Dataset extract ::
⁂

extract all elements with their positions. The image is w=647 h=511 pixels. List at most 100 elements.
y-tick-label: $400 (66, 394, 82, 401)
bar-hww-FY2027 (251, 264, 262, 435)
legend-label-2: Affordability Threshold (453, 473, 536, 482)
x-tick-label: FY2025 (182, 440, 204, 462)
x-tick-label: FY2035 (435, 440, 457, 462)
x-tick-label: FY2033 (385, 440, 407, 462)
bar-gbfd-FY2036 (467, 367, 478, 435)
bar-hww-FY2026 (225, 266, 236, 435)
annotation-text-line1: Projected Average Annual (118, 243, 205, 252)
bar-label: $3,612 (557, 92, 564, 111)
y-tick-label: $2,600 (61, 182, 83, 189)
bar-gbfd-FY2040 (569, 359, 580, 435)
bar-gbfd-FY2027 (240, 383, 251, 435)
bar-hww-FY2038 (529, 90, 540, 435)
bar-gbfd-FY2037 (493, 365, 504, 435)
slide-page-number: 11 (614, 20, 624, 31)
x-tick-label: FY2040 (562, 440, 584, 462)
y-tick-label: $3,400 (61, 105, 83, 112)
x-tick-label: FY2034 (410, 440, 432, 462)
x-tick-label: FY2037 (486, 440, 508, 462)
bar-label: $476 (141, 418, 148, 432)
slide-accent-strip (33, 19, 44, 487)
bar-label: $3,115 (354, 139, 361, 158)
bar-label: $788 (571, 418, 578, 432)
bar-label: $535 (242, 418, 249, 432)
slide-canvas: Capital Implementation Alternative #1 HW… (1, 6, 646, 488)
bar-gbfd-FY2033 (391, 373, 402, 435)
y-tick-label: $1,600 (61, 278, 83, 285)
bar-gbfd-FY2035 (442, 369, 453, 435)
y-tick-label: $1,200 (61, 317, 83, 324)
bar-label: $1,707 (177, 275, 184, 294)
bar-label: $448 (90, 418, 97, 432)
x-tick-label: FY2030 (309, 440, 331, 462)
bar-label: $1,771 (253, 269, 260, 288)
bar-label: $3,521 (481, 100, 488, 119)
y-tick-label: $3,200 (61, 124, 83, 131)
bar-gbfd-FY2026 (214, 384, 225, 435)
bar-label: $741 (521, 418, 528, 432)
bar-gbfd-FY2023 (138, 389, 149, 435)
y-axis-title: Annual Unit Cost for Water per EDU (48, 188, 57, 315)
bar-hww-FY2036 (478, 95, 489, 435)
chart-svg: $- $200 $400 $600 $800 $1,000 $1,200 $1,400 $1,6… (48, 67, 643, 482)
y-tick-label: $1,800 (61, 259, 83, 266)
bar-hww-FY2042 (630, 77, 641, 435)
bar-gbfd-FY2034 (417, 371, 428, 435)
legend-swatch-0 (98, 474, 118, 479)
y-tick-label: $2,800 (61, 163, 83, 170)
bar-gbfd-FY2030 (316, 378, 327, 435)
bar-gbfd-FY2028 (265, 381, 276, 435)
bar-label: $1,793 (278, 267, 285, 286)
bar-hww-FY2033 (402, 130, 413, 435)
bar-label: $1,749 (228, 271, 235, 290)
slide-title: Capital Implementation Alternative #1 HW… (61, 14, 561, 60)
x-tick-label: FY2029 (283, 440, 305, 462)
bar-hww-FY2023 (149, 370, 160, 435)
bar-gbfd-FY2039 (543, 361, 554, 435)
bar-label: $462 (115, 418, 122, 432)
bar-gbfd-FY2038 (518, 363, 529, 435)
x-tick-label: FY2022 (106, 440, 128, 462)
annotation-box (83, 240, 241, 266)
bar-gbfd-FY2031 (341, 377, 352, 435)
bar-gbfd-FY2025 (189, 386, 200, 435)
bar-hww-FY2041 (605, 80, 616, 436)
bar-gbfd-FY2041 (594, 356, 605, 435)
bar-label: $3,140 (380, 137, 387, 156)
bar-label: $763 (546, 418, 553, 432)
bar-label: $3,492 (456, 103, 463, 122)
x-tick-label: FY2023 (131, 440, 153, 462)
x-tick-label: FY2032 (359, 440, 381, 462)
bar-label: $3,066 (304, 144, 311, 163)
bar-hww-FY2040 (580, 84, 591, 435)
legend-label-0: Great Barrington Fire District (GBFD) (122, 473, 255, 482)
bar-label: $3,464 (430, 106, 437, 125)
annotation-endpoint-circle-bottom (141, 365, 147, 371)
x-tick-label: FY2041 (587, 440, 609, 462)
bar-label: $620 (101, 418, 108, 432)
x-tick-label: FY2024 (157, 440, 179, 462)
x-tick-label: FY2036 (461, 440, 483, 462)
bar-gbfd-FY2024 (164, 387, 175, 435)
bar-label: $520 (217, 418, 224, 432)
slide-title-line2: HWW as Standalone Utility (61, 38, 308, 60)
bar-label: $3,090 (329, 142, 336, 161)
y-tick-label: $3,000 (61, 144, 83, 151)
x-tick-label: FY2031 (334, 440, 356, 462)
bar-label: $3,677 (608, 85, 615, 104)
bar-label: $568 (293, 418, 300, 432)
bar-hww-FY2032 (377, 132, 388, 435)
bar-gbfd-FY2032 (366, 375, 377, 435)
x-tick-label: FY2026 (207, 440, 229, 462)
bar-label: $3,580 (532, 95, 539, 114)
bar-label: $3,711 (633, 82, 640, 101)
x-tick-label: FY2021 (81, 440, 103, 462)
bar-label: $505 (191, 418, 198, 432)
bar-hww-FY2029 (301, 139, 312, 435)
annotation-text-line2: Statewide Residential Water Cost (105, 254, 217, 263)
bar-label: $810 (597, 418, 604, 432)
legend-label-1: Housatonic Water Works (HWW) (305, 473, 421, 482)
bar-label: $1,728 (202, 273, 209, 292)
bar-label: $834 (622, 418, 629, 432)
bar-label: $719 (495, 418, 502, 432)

⁂

Convert every line of the material above into a JSON list of strings, one string per line, leaving out blank lines.

Completed task ::
[
  "extract all elements with their positions. The image is w=647 h=511 pixels. List at most 100 elements.",
  "y-tick-label: $400 (66, 394, 82, 401)",
  "bar-hww-FY2027 (251, 264, 262, 435)",
  "legend-label-2: Affordability Threshold (453, 473, 536, 482)",
  "x-tick-label: FY2025 (182, 440, 204, 462)",
  "x-tick-label: FY2035 (435, 440, 457, 462)",
  "x-tick-label: FY2033 (385, 440, 407, 462)",
  "bar-gbfd-FY2036 (467, 367, 478, 435)",
  "bar-hww-FY2026 (225, 266, 236, 435)",
  "annotation-text-line1: Projected Average Annual (118, 243, 205, 252)",
  "bar-label: $3,612 (557, 92, 564, 111)",
  "y-tick-label: $2,600 (61, 182, 83, 189)",
  "bar-gbfd-FY2040 (569, 359, 580, 435)",
  "bar-gbfd-FY2027 (240, 383, 251, 435)",
  "bar-hww-FY2038 (529, 90, 540, 435)",
  "bar-gbfd-FY2037 (493, 365, 504, 435)",
  "slide-page-number: 11 (614, 20, 624, 31)",
  "x-tick-label: FY2040 (562, 440, 584, 462)",
  "y-tick-label: $3,400 (61, 105, 83, 112)",
  "x-tick-label: FY2034 (410, 440, 432, 462)",
  "x-tick-label: FY2037 (486, 440, 508, 462)",
  "bar-label: $476 (141, 418, 148, 432)",
  "slide-accent-strip (33, 19, 44, 487)",
  "bar-label: $3,115 (354, 139, 361, 158)",
  "bar-label: $788 (571, 418, 578, 432)",
  "bar-label: $535 (242, 418, 249, 432)",
  "slide-canvas: Capital Implementation Alternative #1 HW… (1, 6, 646, 488)",
  "bar-gbfd-FY2033 (391, 373, 402, 435)",
  "y-tick-label: $1,600 (61, 278, 83, 285)",
  "bar-gbfd-FY2035 (442, 369, 453, 435)",
  "y-tick-label: $1,200 (61, 317, 83, 324)",
  "bar-label: $1,707 (177, 275, 184, 294)",
  "bar-label: $448 (90, 418, 97, 432)",
  "x-tick-label: FY2030 (309, 440, 331, 462)",
  "bar-label: $1,771 (253, 269, 260, 288)",
  "bar-label: $3,521 (481, 100, 488, 119)",
  "y-tick-label: $3,200 (61, 124, 83, 131)",
  "bar-gbfd-FY2026 (214, 384, 225, 435)",
  "bar-label: $741 (521, 418, 528, 432)",
  "bar-gbfd-FY2023 (138, 389, 149, 435)",
  "y-axis-title: Annual Unit Cost for Water per EDU (48, 188, 57, 315)",
  "bar-hww-FY2036 (478, 95, 489, 435)",
  "chart-svg: $- $200 $400 $600 $800 $1,000 $1,200 $1,400 $1,6… (48, 67, 643, 482)",
  "y-tick-label: $1,800 (61, 259, 83, 266)",
  "bar-hww-FY2042 (630, 77, 641, 435)",
  "bar-gbfd-FY2034 (417, 371, 428, 435)",
  "legend-swatch-0 (98, 474, 118, 479)",
  "y-tick-label: $2,800 (61, 163, 83, 170)",
  "bar-gbfd-FY2030 (316, 378, 327, 435)",
  "bar-gbfd-FY2028 (265, 381, 276, 435)",
  "bar-label: $1,793 (278, 267, 285, 286)",
  "bar-hww-FY2033 (402, 130, 413, 435)",
  "bar-label: $1,749 (228, 271, 235, 290)",
  "slide-title: Capital Implementation Alternative #1 HW… (61, 14, 561, 60)",
  "x-tick-label: FY2029 (283, 440, 305, 462)",
  "bar-hww-FY2023 (149, 370, 160, 435)",
  "bar-gbfd-FY2039 (543, 361, 554, 435)",
  "bar-label: $462 (115, 418, 122, 432)",
  "bar-gbfd-FY2038 (518, 363, 529, 435)",
  "x-tick-label: FY2022 (106, 440, 128, 462)",
  "annotation-box (83, 240, 241, 266)",
  "bar-gbfd-FY2031 (341, 377, 352, 435)",
  "bar-gbfd-FY2025 (189, 386, 200, 435)",
  "bar-hww-FY2041 (605, 80, 616, 436)",
  "bar-gbfd-FY2041 (594, 356, 605, 435)",
  "bar-label: $3,140 (380, 137, 387, 156)",
  "bar-label: $763 (546, 418, 553, 432)",
  "bar-label: $3,492 (456, 103, 463, 122)",
  "x-tick-label: FY2023 (131, 440, 153, 462)",
  "x-tick-label: FY2032 (359, 440, 381, 462)",
  "bar-label: $3,066 (304, 144, 311, 163)",
  "bar-hww-FY2040 (580, 84, 591, 435)",
  "legend-label-0: Great Barrington Fire District (GBFD) (122, 473, 255, 482)",
  "bar-label: $3,464 (430, 106, 437, 125)",
  "annotation-endpoint-circle-bottom (141, 365, 147, 371)",
  "x-tick-label: FY2041 (587, 440, 609, 462)",
  "bar-label: $620 (101, 418, 108, 432)",
  "x-tick-label: FY2024 (157, 440, 179, 462)",
  "x-tick-label: FY2036 (461, 440, 483, 462)",
  "bar-gbfd-FY2024 (164, 387, 175, 435)",
  "bar-label: $520 (217, 418, 224, 432)",
  "slide-title-line2: HWW as Standalone Utility (61, 38, 308, 60)",
  "bar-label: $3,090 (329, 142, 336, 161)",
  "y-tick-label: $3,000 (61, 144, 83, 151)",
  "x-tick-label: FY2031 (334, 440, 356, 462)",
  "bar-label: $3,677 (608, 85, 615, 104)",
  "bar-label: $568 (293, 418, 300, 432)",
  "bar-hww-FY2032 (377, 132, 388, 435)",
  "bar-gbfd-FY2032 (366, 375, 377, 435)",
  "x-tick-label: FY2026 (207, 440, 229, 462)",
  "bar-label: $3,580 (532, 95, 539, 114)",
  "bar-label: $3,711 (633, 82, 640, 101)",
  "x-tick-label: FY2021 (81, 440, 103, 462)",
  "bar-label: $505 (191, 418, 198, 432)",
  "bar-hww-FY2029 (301, 139, 312, 435)",
  "annotation-text-line2: Statewide Residential Water Cost (105, 254, 217, 263)",
  "bar-label: $810 (597, 418, 604, 432)",
  "legend-label-1: Housatonic Water Works (HWW) (305, 473, 421, 482)",
  "bar-label: $1,728 (202, 273, 209, 292)",
  "bar-label: $834 (622, 418, 629, 432)",
  "bar-label: $719 (495, 418, 502, 432)"
]